Brief
Within the material below, find each line bearing the word "journalists" and present it.

(Data entries)
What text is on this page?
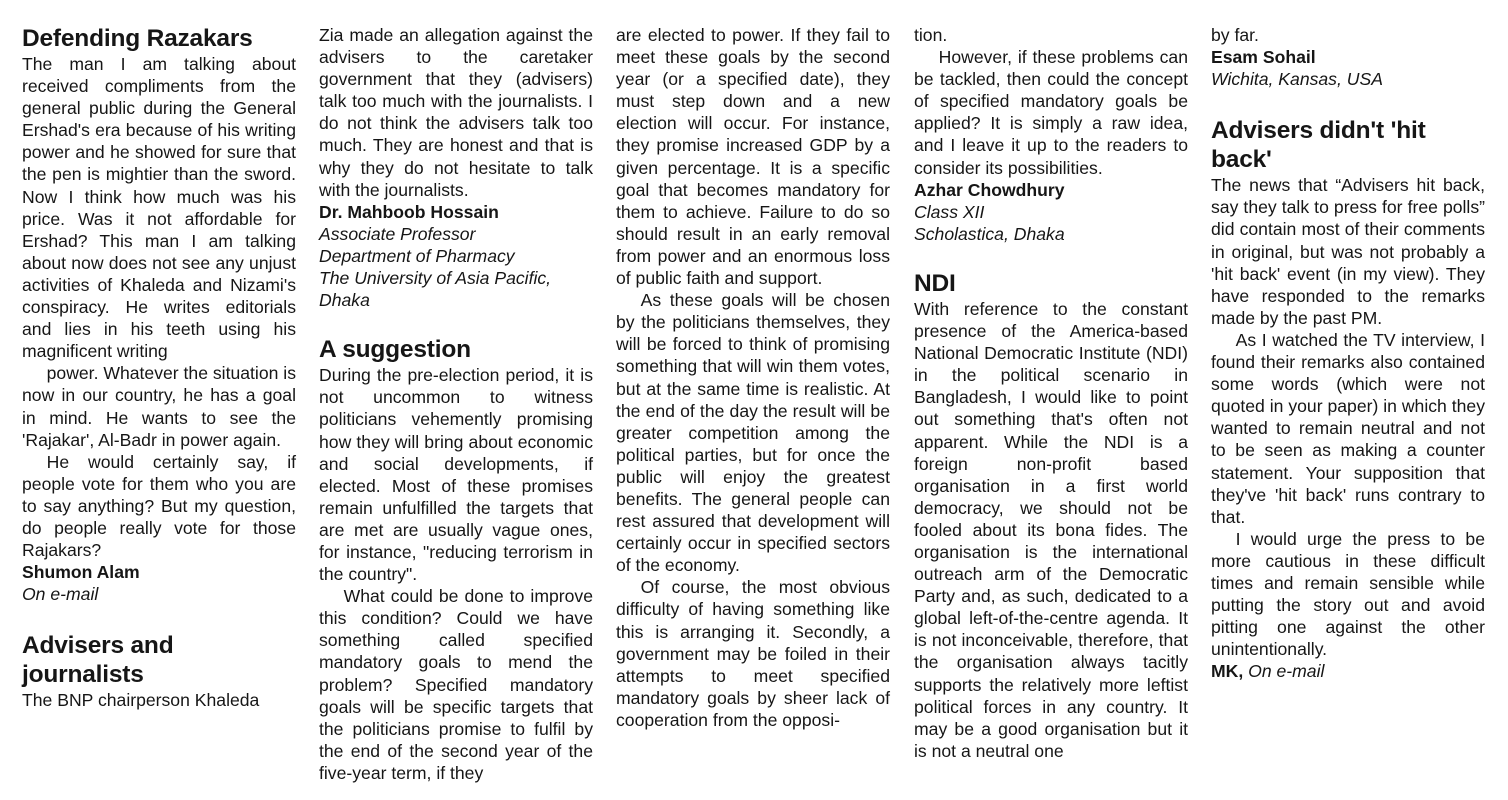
Defending Razakars

The man I am talking about received compliments from the general public during the General Ershad's era because of his writing power and he showed for sure that the pen is mightier than the sword. Now I think how much was his price. Was it not affordable for Ershad? This man I am talking about now does not see any unjust activities of Khaleda and Nizami's conspiracy. He writes editorials and lies in his teeth using his magnificent writing

power. Whatever the situation is now in our country, he has a goal in mind. He wants to see the 'Rajakar', Al-Badr in power again.

He would certainly say, if people vote for them who you are to say anything? But my question, do people really vote for those Rajakars?

Shumon Alam

On e-mail

Advisers and journalists

The BNP chairperson Khaleda

Zia made an allegation against the advisers to the caretaker government that they (advisers) talk too much with the journalists. I do not think the advisers talk too much. They are honest and that is why they do not hesitate to talk with the journalists.

Dr. Mahboob Hossain

Associate Professor

Department of Pharmacy

The University of Asia Pacific, Dhaka

A suggestion

During the pre-election period, it is not uncommon to witness politicians vehemently promising how they will bring about economic and social developments, if elected. Most of these promises remain unfulfilled the targets that are met are usually vague ones, for instance, "reducing terrorism in the country".

What could be done to improve this condition? Could we have something called specified mandatory goals to mend the problem? Specified mandatory goals will be specific targets that the politicians promise to fulfil by the end of the second year of the five-year term, if they

are elected to power. If they fail to meet these goals by the second year (or a specified date), they must step down and a new election will occur. For instance, they promise increased GDP by a given percentage. It is a specific goal that becomes mandatory for them to achieve. Failure to do so should result in an early removal from power and an enormous loss of public faith and support.

As these goals will be chosen by the politicians themselves, they will be forced to think of promising something that will win them votes, but at the same time is realistic. At the end of the day the result will be greater competition among the political parties, but for once the public will enjoy the greatest benefits. The general people can rest assured that development will certainly occur in specified sectors of the economy.

Of course, the most obvious difficulty of having something like this is arranging it. Secondly, a government may be foiled in their attempts to meet specified mandatory goals by sheer lack of cooperation from the opposi-

tion.

However, if these problems can be tackled, then could the concept of specified mandatory goals be applied? It is simply a raw idea, and I leave it up to the readers to consider its possibilities.

Azhar Chowdhury

Class XII

Scholastica, Dhaka

NDI

With reference to the constant presence of the America-based National Democratic Institute (NDI) in the political scenario in Bangladesh, I would like to point out something that's often not apparent. While the NDI is a foreign non-profit based organisation in a first world democracy, we should not be fooled about its bona fides. The organisation is the international outreach arm of the Democratic Party and, as such, dedicated to a global left-of-the-centre agenda. It is not inconceivable, therefore, that the organisation always tacitly supports the relatively more leftist political forces in any country. It may be a good organisation but it is not a neutral one

by far.

Esam Sohail

Wichita, Kansas, USA

Advisers didn't 'hit back'

The news that “Advisers hit back, say they talk to press for free polls” did contain most of their comments in original, but was not probably a 'hit back' event (in my view). They have responded to the remarks made by the past PM.

As I watched the TV interview, I found their remarks also contained some words (which were not quoted in your paper) in which they wanted to remain neutral and not to be seen as making a counter statement. Your supposition that they've 'hit back' runs contrary to that.

I would urge the press to be more cautious in these difficult times and remain sensible while putting the story out and avoid pitting one against the other unintentionally.

MK, On e-mail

Result of the exercise
Advisers and journalists
Zia made an allegation against the advisers to the caretaker government that they (advisers) talk too much with the journalists. I do not think the advisers talk too much. They are honest and that is why they do not hesitate to talk with the journalists.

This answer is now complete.